> TASK PROMPT
Every line holding the word "xlabel" counts once. Give the total, nothing more.

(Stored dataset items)
--------------------------------------------------

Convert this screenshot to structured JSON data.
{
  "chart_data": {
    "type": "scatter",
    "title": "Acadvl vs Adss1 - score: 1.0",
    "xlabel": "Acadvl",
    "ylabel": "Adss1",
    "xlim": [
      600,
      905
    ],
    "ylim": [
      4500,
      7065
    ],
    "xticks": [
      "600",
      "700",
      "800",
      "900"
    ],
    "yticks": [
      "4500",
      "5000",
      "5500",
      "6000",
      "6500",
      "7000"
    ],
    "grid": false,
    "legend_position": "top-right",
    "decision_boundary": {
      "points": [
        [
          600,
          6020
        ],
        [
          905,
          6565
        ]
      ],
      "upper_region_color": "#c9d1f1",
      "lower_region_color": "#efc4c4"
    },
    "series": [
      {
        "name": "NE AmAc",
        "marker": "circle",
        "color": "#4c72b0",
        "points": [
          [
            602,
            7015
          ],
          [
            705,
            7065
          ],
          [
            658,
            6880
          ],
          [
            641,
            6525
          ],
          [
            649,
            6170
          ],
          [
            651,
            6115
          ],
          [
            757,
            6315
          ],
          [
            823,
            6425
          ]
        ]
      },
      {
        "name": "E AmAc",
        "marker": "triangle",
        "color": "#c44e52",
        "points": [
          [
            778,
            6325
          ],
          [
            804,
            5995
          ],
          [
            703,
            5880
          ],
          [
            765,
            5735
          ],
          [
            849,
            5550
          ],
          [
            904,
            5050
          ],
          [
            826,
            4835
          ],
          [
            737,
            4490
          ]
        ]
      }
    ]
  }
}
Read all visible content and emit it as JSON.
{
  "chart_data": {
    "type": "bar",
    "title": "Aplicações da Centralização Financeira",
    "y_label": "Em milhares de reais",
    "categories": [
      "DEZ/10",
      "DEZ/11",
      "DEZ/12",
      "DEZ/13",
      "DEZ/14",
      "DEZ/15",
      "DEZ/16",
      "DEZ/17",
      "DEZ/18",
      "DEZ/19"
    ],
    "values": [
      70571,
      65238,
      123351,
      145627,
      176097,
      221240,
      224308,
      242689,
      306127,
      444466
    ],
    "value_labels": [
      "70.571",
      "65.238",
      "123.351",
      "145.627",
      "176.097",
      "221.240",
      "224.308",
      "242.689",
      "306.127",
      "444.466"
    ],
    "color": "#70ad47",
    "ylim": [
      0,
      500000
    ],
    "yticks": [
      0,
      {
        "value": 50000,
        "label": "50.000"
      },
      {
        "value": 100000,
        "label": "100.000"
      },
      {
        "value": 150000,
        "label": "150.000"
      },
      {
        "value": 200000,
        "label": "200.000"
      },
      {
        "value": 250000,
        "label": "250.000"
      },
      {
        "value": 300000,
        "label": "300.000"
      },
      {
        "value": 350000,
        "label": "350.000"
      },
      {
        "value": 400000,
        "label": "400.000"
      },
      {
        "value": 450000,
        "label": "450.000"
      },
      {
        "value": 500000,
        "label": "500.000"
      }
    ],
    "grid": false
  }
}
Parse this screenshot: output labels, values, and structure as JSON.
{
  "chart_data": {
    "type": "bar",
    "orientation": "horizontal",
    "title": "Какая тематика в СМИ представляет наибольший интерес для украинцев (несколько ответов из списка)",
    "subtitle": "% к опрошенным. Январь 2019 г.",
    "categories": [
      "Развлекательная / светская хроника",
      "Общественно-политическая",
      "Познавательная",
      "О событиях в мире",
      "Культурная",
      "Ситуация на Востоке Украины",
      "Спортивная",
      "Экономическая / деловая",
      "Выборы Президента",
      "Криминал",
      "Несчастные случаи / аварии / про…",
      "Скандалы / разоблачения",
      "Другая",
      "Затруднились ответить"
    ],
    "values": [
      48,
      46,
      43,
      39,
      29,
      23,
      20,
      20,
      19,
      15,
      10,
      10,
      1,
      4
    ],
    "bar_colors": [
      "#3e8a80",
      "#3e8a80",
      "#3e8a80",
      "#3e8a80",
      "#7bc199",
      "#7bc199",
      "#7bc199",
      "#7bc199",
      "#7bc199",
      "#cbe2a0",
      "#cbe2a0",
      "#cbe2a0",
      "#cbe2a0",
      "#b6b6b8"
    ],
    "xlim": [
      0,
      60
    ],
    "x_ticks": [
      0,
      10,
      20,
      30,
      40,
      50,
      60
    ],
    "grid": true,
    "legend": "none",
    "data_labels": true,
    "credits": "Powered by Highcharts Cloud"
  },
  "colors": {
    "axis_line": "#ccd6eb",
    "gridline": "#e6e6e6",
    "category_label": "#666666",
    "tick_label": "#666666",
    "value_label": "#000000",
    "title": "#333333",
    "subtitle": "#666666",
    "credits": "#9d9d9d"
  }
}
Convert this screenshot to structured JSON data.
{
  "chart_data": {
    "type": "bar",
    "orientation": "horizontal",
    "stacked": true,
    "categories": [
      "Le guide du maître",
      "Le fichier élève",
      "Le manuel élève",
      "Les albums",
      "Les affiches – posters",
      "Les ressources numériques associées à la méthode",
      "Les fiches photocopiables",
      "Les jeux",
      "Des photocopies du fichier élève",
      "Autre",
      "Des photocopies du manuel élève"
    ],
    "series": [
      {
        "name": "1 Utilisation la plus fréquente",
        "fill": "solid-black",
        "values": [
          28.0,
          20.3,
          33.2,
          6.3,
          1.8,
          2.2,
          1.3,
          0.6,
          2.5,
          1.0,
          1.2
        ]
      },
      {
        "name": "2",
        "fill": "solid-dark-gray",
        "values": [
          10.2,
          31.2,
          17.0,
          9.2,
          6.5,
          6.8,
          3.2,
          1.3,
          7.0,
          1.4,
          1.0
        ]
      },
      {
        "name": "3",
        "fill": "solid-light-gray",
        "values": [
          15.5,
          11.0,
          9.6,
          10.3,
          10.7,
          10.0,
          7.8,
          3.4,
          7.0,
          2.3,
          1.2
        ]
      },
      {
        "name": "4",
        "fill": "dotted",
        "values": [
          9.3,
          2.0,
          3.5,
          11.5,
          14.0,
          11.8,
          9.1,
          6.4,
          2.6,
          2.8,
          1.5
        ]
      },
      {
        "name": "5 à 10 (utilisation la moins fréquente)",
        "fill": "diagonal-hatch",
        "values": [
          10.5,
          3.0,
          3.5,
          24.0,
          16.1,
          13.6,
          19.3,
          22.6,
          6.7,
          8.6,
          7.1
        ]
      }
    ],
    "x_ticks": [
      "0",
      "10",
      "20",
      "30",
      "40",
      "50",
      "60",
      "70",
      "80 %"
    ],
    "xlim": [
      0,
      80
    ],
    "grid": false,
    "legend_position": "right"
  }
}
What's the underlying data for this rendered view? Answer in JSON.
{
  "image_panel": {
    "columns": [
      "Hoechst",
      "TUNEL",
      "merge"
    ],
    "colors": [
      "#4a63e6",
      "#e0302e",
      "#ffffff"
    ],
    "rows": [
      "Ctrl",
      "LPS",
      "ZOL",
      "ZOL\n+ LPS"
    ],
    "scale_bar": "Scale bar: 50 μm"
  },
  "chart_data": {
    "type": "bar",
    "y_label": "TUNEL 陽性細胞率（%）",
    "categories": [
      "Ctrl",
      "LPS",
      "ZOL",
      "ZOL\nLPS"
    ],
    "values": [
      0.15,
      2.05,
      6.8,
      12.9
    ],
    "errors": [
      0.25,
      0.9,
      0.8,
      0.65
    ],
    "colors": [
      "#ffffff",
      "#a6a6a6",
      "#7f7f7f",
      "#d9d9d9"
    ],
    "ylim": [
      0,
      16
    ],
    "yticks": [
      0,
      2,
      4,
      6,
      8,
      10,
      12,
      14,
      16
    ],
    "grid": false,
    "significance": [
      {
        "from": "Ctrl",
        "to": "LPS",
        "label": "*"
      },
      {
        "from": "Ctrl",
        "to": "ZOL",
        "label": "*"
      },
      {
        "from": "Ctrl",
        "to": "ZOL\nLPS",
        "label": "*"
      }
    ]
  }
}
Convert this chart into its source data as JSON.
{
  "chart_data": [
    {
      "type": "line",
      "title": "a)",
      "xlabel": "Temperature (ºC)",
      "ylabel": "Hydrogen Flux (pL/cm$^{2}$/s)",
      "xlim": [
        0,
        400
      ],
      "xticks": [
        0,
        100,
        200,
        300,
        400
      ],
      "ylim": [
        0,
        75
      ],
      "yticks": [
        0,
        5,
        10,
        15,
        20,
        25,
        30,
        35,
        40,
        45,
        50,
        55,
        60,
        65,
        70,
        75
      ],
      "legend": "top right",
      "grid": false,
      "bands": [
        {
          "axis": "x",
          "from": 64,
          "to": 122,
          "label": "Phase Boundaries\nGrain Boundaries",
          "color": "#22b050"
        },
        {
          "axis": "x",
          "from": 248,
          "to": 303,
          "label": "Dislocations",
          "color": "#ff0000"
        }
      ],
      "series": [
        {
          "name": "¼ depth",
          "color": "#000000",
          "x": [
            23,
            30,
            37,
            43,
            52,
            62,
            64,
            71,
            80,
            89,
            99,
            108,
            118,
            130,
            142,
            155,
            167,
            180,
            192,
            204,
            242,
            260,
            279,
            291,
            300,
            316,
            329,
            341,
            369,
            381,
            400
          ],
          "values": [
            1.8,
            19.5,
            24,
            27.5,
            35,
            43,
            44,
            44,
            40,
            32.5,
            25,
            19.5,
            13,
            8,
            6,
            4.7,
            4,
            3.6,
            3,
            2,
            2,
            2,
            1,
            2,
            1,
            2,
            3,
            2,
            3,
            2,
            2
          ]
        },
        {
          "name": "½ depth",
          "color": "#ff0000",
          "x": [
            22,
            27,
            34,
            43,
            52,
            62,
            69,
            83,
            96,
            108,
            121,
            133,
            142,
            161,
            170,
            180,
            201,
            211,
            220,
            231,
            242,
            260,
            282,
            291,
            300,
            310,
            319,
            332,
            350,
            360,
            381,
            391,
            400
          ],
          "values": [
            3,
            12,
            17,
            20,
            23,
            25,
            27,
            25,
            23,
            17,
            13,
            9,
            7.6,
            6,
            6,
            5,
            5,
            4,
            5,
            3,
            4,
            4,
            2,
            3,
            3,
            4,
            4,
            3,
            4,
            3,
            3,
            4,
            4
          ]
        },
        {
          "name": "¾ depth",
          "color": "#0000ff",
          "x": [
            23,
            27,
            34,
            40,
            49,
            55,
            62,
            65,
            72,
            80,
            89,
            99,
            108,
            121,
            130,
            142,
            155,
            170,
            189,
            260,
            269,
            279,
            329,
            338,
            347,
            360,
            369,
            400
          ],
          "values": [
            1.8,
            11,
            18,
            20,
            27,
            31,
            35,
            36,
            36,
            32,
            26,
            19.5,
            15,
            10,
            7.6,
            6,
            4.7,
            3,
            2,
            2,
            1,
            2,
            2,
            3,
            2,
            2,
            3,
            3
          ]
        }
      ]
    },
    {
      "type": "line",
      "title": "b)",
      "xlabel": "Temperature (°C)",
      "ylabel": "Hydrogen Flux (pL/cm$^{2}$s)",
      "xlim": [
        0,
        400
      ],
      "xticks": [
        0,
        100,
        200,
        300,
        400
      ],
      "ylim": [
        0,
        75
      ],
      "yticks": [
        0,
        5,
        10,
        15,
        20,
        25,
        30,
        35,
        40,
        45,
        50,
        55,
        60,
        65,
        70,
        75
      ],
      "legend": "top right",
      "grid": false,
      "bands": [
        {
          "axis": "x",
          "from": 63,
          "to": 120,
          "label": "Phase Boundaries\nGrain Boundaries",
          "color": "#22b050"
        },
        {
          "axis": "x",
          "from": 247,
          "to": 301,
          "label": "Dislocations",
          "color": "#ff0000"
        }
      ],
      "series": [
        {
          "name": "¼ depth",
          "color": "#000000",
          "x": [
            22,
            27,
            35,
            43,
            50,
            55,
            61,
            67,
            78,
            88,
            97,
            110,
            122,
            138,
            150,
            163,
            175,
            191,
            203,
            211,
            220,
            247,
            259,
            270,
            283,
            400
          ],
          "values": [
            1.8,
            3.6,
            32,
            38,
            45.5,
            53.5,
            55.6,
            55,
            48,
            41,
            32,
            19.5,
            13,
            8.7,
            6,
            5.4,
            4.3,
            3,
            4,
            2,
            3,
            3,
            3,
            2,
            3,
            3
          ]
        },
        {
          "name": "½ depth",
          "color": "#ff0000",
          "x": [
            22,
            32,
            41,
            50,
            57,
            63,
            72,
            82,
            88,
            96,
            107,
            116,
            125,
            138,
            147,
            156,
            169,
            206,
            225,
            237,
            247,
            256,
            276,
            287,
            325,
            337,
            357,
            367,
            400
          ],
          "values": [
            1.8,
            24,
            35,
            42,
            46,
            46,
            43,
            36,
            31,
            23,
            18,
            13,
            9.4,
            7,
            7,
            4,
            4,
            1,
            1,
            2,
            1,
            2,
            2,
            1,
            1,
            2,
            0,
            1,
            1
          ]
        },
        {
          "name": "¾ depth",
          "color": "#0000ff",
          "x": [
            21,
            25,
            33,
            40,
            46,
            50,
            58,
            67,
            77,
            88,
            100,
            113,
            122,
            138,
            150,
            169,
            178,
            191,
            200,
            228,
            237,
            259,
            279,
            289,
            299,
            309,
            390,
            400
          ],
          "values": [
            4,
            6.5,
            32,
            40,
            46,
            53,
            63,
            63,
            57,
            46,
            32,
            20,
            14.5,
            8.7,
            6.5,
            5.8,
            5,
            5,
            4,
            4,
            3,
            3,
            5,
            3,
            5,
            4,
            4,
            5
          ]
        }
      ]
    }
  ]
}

--------------------------------------------------

> EXERCISE SOLUTION
3